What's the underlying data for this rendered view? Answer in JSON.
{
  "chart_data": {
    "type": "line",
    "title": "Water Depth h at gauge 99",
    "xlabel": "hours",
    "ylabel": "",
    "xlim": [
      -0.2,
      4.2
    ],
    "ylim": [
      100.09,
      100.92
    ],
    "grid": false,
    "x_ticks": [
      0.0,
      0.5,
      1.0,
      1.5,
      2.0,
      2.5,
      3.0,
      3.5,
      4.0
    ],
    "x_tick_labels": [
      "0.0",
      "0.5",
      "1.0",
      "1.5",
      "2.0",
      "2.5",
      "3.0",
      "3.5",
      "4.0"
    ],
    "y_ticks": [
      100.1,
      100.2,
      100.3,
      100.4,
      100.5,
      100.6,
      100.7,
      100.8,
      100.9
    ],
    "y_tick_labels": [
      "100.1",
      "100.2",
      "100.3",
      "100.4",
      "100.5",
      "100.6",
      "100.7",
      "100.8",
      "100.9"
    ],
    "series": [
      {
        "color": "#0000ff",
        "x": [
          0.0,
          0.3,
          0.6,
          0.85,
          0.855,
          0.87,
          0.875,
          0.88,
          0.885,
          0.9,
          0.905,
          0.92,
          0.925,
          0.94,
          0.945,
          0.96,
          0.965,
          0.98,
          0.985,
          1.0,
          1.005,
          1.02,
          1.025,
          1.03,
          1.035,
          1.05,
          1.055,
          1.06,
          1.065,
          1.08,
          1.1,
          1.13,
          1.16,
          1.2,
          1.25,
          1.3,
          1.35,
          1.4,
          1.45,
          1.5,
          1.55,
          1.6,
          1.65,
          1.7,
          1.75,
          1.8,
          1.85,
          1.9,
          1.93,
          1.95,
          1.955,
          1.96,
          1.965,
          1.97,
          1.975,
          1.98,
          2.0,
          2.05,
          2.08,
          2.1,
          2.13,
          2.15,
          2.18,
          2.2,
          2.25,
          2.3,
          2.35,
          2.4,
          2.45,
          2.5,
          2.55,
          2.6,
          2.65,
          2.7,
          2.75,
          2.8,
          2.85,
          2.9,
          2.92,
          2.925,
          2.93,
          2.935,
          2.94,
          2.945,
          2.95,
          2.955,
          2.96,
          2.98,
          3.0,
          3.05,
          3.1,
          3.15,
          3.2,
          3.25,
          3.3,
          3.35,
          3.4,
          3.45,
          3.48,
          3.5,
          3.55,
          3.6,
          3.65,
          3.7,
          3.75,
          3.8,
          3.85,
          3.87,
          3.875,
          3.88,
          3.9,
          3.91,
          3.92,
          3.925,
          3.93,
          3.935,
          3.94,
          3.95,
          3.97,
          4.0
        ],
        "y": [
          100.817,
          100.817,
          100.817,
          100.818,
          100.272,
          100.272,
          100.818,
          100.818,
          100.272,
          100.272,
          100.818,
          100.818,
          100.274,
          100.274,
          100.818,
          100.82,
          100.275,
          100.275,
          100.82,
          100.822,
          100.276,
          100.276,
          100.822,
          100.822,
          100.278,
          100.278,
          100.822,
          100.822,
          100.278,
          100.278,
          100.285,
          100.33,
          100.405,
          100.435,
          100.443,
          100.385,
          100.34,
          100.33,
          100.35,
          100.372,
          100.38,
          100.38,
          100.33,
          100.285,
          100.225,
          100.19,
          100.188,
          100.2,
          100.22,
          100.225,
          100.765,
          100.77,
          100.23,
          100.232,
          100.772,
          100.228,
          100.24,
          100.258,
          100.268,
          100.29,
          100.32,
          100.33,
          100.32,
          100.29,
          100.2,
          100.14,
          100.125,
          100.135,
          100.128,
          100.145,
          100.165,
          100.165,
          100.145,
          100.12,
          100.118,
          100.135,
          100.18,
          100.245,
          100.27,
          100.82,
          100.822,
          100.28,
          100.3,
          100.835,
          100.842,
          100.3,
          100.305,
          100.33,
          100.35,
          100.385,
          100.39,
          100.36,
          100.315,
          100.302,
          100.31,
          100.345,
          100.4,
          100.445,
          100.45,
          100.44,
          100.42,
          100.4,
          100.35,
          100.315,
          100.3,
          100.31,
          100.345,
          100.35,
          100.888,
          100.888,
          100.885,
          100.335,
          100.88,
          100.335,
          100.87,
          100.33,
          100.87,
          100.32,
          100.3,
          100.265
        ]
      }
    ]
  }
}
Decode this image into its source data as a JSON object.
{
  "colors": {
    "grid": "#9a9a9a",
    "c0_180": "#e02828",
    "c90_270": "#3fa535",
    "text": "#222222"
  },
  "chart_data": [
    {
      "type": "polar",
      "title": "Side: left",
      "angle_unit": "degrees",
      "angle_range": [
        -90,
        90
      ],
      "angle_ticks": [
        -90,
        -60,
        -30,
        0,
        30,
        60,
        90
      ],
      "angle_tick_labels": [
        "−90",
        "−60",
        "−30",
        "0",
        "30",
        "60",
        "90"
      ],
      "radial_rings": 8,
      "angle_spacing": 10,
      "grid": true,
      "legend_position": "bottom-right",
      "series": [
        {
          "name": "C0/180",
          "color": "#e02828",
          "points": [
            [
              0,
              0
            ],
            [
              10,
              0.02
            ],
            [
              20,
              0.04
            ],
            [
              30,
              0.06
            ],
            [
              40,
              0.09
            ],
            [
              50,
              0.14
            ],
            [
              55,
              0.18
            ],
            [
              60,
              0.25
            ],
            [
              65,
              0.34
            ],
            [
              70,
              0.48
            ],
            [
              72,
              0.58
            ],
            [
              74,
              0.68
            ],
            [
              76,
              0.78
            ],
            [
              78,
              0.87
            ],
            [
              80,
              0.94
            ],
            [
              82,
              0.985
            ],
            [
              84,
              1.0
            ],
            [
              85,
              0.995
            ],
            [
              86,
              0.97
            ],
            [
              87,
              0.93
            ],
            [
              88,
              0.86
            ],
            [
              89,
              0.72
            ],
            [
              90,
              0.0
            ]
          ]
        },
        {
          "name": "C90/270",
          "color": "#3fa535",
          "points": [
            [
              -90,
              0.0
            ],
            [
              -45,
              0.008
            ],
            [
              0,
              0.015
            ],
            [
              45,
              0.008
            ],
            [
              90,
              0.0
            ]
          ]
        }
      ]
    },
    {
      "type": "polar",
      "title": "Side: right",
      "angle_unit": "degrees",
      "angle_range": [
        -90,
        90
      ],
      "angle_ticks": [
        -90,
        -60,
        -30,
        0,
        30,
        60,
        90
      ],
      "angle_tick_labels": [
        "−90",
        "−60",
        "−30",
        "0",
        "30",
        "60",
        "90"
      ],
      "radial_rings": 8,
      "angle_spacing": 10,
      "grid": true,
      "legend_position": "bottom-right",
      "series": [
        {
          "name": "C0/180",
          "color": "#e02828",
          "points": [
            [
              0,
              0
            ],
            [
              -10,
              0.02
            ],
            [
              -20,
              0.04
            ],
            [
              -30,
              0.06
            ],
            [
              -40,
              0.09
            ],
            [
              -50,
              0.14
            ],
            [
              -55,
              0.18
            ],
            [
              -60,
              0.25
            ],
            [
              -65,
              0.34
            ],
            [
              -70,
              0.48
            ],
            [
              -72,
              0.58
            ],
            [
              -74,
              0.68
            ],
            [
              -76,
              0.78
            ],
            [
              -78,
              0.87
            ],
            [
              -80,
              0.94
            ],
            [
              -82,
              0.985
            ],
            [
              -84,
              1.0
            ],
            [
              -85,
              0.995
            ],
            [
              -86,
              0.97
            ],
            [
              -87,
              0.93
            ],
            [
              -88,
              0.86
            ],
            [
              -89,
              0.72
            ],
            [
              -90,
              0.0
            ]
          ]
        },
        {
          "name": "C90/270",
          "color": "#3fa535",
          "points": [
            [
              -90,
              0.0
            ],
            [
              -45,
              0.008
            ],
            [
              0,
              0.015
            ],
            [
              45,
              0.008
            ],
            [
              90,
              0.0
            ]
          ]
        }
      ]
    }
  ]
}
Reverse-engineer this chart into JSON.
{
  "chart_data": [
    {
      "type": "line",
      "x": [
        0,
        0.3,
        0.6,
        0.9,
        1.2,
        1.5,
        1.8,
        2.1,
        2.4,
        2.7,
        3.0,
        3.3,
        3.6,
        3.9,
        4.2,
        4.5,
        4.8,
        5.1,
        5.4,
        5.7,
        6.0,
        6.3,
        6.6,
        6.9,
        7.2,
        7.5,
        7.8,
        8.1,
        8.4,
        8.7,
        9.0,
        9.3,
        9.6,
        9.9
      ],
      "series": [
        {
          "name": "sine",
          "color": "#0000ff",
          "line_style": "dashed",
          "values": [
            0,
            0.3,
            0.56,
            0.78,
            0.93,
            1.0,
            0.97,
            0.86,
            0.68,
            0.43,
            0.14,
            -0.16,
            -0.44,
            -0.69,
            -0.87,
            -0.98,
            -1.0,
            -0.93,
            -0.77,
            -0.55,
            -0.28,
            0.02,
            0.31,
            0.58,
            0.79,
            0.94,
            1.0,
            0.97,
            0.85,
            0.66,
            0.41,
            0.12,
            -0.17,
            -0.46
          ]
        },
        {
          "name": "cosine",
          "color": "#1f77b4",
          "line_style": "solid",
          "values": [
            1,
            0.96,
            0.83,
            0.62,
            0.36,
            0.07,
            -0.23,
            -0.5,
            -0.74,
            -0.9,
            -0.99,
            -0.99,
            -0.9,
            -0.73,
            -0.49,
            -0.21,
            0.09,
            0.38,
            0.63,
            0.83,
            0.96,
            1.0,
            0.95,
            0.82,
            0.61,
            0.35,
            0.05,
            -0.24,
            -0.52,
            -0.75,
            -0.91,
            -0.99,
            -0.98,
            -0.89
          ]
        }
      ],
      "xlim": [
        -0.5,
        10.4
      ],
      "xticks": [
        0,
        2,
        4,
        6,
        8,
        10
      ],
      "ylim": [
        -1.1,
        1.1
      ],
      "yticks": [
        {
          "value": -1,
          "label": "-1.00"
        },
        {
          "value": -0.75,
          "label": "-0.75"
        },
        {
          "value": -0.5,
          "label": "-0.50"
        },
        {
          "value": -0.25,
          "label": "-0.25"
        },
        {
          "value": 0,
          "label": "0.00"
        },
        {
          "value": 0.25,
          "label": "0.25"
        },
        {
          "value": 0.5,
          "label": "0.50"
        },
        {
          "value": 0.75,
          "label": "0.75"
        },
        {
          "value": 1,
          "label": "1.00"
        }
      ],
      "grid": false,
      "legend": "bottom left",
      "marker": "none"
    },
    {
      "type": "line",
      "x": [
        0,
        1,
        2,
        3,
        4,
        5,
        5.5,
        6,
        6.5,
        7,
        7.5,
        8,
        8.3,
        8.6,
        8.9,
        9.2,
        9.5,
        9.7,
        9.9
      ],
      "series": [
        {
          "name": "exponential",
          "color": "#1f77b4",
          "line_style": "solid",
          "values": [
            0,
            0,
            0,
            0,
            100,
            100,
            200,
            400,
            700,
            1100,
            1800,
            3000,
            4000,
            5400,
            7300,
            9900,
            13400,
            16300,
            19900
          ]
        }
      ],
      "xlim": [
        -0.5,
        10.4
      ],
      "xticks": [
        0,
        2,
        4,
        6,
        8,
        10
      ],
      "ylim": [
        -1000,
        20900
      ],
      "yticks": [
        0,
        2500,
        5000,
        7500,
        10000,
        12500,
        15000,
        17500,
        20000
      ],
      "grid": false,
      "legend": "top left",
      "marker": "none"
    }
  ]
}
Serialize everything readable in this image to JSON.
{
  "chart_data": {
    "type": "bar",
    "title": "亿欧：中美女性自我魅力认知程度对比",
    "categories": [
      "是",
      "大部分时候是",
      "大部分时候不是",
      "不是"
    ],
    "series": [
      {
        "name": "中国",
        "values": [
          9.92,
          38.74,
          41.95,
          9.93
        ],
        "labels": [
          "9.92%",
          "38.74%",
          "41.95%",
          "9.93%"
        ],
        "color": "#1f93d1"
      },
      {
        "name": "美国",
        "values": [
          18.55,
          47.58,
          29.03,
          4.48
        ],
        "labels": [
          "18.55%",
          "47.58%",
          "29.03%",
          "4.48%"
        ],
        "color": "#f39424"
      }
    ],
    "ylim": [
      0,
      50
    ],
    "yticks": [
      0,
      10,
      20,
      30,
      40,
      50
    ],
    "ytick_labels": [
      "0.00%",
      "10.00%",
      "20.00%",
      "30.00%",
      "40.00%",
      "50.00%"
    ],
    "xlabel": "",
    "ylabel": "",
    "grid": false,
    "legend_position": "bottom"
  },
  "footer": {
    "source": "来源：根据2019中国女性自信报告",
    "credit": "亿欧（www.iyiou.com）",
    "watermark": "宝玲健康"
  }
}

== == ==

Among the lines of the data, identify those with the word "this". Copy each of them.

What's the underlying data for this rendered view? Answer in JSON.
Decode this image into its source data as a JSON object.
Reverse-engineer this chart into JSON.
Serialize everything readable in this image to JSON.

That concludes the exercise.